Saved entries:
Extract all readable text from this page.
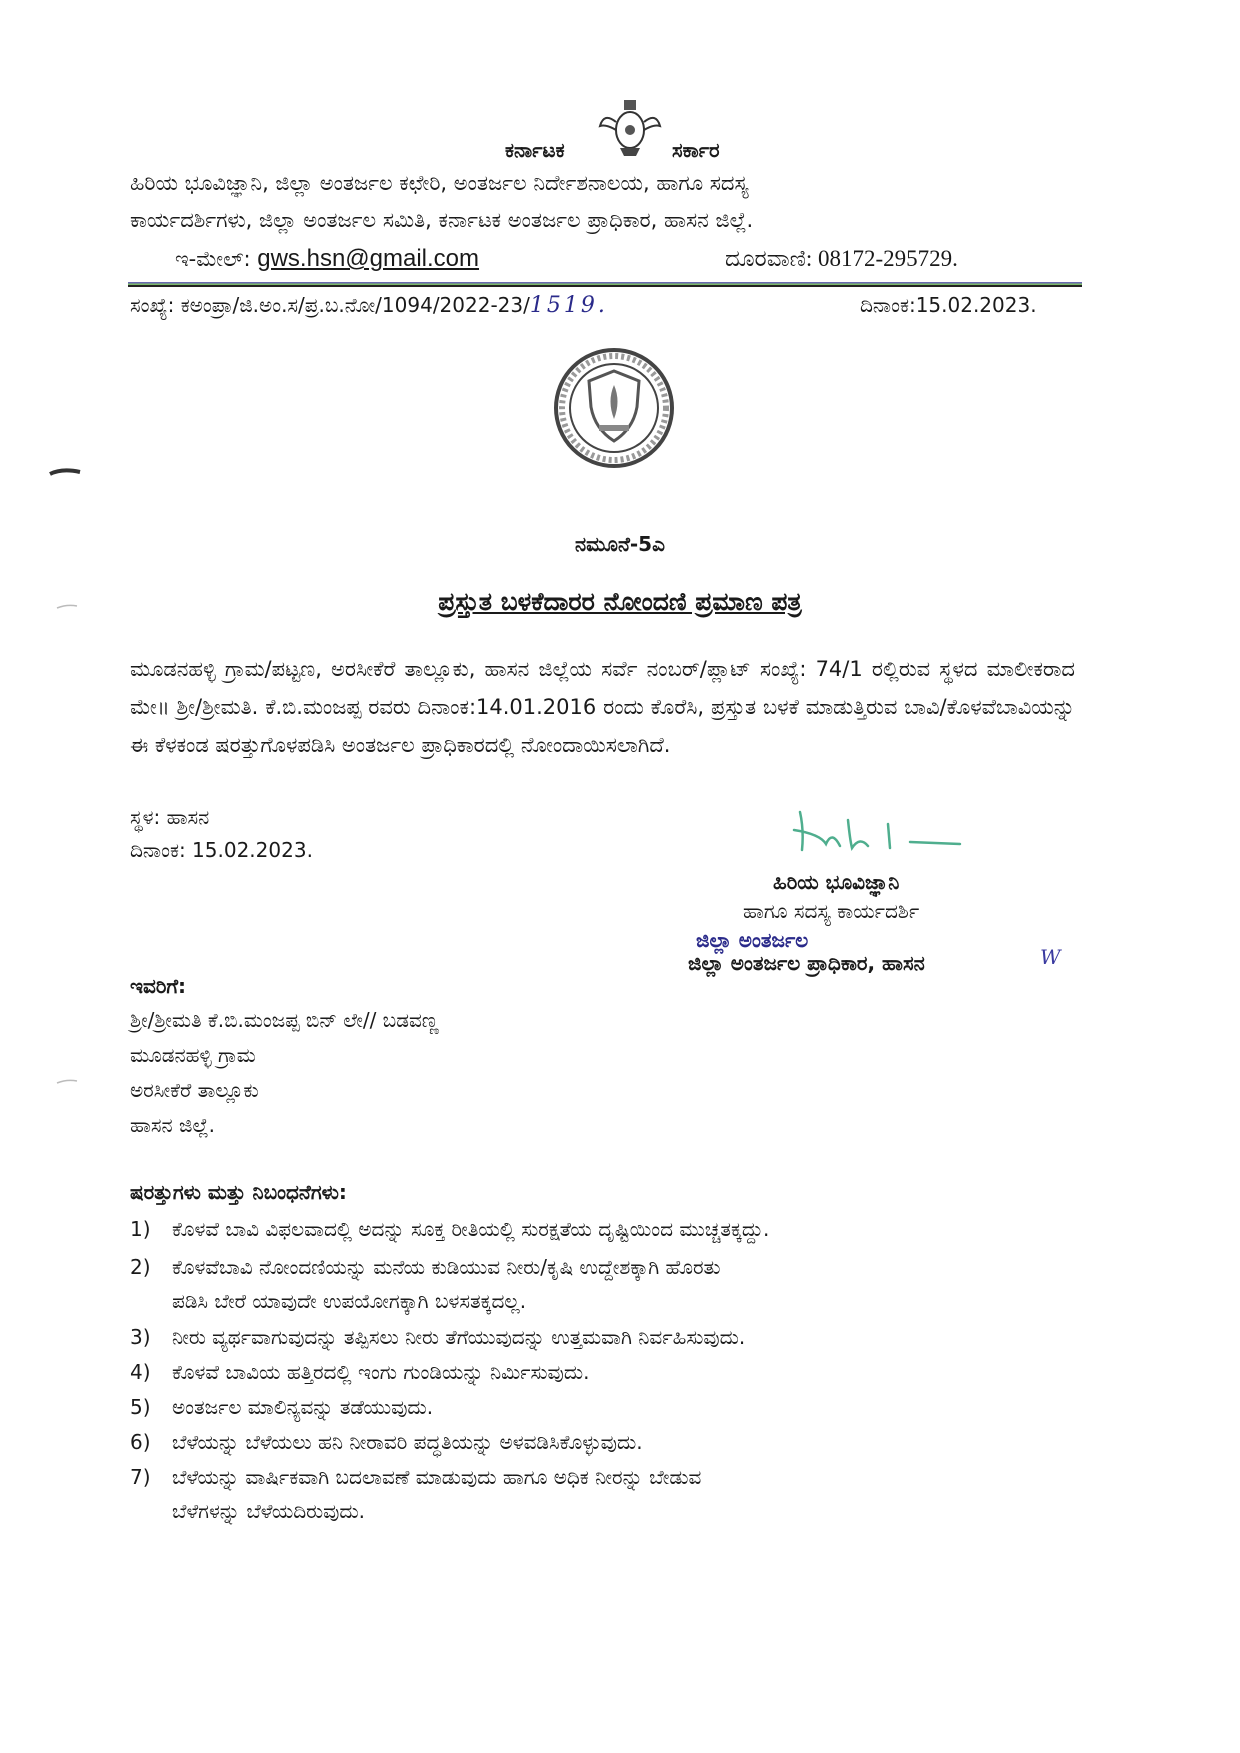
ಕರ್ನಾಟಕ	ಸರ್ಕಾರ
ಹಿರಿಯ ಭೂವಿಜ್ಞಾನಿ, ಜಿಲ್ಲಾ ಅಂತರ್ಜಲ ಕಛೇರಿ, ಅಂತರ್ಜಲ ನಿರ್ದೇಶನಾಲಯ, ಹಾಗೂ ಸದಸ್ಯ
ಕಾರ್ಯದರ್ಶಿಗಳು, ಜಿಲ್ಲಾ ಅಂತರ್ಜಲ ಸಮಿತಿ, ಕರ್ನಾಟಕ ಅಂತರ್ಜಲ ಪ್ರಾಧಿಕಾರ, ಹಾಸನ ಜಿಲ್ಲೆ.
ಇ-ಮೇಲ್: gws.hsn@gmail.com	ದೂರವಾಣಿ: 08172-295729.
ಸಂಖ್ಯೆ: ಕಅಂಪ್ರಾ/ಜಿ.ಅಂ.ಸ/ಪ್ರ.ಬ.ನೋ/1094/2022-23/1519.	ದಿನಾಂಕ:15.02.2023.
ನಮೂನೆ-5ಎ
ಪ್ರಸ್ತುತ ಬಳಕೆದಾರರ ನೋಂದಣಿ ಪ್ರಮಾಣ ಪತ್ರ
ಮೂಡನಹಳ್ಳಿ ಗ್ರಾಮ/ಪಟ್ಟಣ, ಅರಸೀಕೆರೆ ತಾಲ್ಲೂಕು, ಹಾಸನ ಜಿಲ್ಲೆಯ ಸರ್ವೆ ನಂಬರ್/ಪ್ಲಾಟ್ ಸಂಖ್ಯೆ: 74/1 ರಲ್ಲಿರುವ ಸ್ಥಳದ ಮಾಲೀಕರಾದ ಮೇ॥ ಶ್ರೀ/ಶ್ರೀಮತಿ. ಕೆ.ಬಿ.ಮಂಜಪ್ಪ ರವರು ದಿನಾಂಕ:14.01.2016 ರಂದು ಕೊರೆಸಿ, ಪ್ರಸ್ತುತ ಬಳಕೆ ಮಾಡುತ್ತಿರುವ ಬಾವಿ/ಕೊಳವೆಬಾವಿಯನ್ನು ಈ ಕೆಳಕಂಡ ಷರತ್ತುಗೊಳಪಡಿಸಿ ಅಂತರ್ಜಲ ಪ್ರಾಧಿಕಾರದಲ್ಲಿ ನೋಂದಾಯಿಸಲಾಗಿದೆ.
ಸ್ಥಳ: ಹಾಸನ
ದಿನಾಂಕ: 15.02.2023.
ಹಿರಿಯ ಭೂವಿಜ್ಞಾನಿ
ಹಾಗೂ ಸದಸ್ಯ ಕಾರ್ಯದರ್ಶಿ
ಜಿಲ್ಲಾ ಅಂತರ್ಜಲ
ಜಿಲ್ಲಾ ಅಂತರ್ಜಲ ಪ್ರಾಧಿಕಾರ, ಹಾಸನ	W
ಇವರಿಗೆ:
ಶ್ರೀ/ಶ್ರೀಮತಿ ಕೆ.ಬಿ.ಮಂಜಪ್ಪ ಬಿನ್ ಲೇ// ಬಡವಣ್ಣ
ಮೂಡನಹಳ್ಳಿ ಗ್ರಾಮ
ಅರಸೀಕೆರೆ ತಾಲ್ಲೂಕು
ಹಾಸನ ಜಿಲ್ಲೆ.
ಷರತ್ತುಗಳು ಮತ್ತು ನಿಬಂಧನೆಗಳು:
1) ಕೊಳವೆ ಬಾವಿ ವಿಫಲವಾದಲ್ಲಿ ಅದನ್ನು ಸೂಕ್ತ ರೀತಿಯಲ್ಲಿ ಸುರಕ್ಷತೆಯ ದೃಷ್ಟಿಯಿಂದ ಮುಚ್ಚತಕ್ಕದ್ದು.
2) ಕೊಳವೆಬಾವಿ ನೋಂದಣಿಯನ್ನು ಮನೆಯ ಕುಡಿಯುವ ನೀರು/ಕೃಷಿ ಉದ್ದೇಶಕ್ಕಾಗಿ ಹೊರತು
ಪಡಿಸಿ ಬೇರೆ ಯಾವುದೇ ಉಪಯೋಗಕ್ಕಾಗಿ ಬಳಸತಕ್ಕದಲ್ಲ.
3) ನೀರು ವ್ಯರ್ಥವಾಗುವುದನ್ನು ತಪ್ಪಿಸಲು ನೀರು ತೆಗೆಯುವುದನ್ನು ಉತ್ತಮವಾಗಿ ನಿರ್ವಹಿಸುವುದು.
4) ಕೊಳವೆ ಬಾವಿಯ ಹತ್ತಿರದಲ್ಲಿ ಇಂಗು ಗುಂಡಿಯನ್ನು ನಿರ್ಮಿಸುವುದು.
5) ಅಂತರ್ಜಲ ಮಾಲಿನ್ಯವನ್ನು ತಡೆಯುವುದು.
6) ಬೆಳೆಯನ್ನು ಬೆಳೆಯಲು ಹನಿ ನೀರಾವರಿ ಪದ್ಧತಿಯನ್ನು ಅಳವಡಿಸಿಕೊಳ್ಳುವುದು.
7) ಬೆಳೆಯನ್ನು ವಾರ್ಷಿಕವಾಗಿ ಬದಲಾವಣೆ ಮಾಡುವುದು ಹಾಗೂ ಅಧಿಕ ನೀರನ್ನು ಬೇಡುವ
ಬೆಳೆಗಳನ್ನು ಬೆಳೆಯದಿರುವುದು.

...

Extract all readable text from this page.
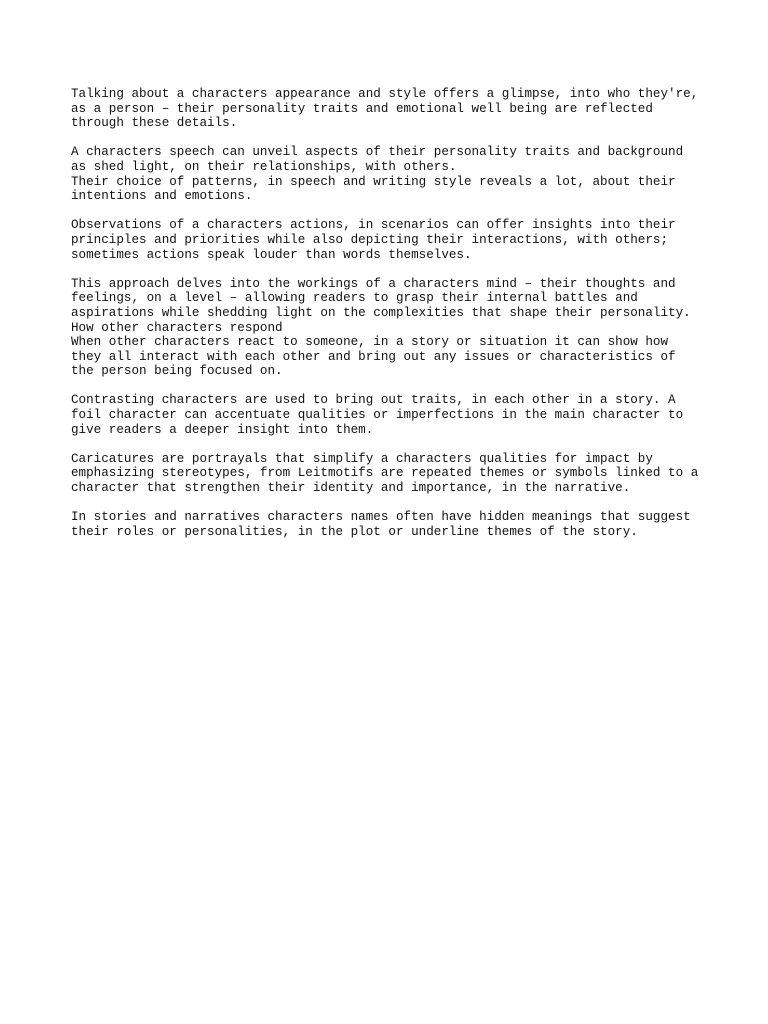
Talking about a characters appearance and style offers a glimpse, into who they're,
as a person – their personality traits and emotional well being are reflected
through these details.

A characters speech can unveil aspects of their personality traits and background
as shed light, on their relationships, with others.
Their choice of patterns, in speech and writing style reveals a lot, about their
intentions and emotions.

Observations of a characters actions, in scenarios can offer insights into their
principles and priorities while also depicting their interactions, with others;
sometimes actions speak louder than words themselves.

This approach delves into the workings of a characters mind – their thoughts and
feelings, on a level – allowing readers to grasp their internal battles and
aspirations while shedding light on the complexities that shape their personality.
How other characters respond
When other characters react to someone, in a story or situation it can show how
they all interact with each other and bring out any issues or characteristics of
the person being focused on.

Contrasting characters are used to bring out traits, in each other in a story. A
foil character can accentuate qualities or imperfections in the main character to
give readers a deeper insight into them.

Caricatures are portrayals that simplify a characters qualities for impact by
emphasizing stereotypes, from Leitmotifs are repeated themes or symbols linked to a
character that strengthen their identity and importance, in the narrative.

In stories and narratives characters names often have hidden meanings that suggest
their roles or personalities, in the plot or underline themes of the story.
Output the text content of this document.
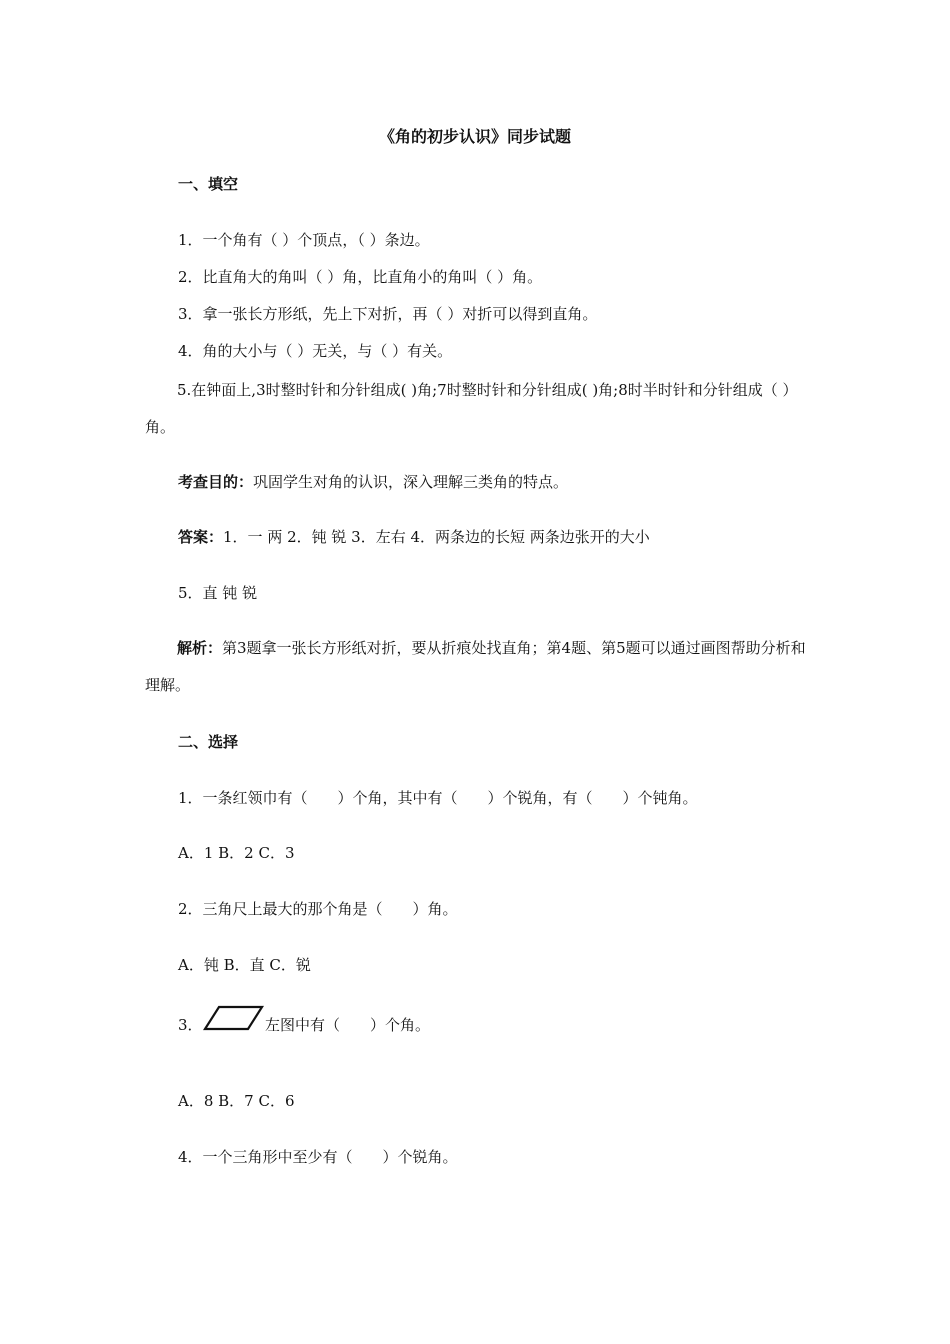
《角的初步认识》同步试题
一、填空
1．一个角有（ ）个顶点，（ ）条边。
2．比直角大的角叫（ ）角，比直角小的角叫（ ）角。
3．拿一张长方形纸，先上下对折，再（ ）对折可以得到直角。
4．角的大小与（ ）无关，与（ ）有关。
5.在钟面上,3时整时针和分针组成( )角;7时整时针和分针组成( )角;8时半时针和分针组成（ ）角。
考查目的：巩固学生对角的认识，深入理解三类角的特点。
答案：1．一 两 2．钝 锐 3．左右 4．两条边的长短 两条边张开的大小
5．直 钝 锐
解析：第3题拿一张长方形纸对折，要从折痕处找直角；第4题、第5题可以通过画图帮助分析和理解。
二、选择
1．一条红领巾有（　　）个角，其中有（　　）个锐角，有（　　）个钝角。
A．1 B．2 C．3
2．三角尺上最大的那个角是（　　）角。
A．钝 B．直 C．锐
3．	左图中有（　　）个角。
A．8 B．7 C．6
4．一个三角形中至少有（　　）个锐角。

--

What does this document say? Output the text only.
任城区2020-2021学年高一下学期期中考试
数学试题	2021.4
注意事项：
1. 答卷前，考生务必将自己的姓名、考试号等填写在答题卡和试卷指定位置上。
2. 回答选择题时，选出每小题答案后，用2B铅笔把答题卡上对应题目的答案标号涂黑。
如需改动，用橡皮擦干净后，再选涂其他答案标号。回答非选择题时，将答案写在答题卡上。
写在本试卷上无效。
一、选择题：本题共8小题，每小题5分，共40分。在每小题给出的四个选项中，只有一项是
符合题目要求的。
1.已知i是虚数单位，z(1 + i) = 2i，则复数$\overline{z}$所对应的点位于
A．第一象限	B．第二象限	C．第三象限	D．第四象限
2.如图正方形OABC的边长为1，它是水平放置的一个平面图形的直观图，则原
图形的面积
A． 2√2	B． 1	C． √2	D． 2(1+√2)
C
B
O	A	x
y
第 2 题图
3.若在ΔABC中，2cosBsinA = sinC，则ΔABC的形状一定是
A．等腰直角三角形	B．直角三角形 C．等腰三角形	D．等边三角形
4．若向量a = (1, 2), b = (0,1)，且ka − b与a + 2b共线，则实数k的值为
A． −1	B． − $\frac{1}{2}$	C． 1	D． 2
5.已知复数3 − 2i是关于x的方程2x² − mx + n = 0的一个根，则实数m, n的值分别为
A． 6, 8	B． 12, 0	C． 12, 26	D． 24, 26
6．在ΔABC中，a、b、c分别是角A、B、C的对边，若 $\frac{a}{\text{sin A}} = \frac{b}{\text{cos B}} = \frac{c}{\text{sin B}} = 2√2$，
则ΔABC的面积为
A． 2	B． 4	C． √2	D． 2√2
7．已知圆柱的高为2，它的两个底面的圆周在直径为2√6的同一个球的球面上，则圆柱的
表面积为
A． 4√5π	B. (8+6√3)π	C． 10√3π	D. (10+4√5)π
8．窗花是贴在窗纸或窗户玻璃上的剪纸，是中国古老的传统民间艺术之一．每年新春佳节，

▶ WHAT THE TASK REQUIRES: Report only how many lines in the entries contain "being".

▶ OUTPUT: 2